# start of Dataset excerpts
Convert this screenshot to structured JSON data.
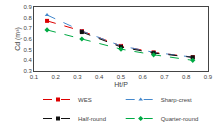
{
  "chart_data": {
    "type": "line",
    "xlabel": "Ht/P",
    "ylabel": "Cd (m³)",
    "series": [
      {
        "name": "WES",
        "color": "#dd0000",
        "marker": "square",
        "line_style": "dashed",
        "x": [
          0.16,
          0.32,
          0.5,
          0.65,
          0.83
        ],
        "values": [
          0.77,
          0.675,
          0.535,
          0.475,
          0.43
        ]
      },
      {
        "name": "Sharp-crest",
        "color": "#4488cc",
        "marker": "triangle-up",
        "line_style": "dashed",
        "x": [
          0.16,
          0.32,
          0.5,
          0.65,
          0.83
        ],
        "values": [
          0.825,
          0.675,
          0.535,
          0.475,
          0.43
        ]
      },
      {
        "name": "Half-round",
        "color": "#111111",
        "marker": "square",
        "line_style": "dashed",
        "x": [
          0.32,
          0.5,
          0.65,
          0.83
        ],
        "values": [
          0.665,
          0.525,
          0.468,
          0.428
        ]
      },
      {
        "name": "Quarter-round",
        "color": "#00aa44",
        "marker": "diamond",
        "line_style": "dashed",
        "x": [
          0.16,
          0.32,
          0.5,
          0.65,
          0.83
        ],
        "values": [
          0.685,
          0.6,
          0.505,
          0.452,
          0.4
        ]
      }
    ],
    "xlim": [
      0.1,
      0.9
    ],
    "ylim": [
      0.3,
      0.9
    ],
    "xticks": [
      0.1,
      0.2,
      0.3,
      0.4,
      0.5,
      0.6,
      0.7,
      0.8,
      0.9
    ],
    "yticks": [
      0.3,
      0.4,
      0.5,
      0.6,
      0.7,
      0.8,
      0.9
    ],
    "grid": false,
    "legend": "bottom"
  }
}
# end of Dataset excerpts
To be done. Report how many lines in the entries hold the string "name". Nothing but the number is wanted.

Exercise solution. 4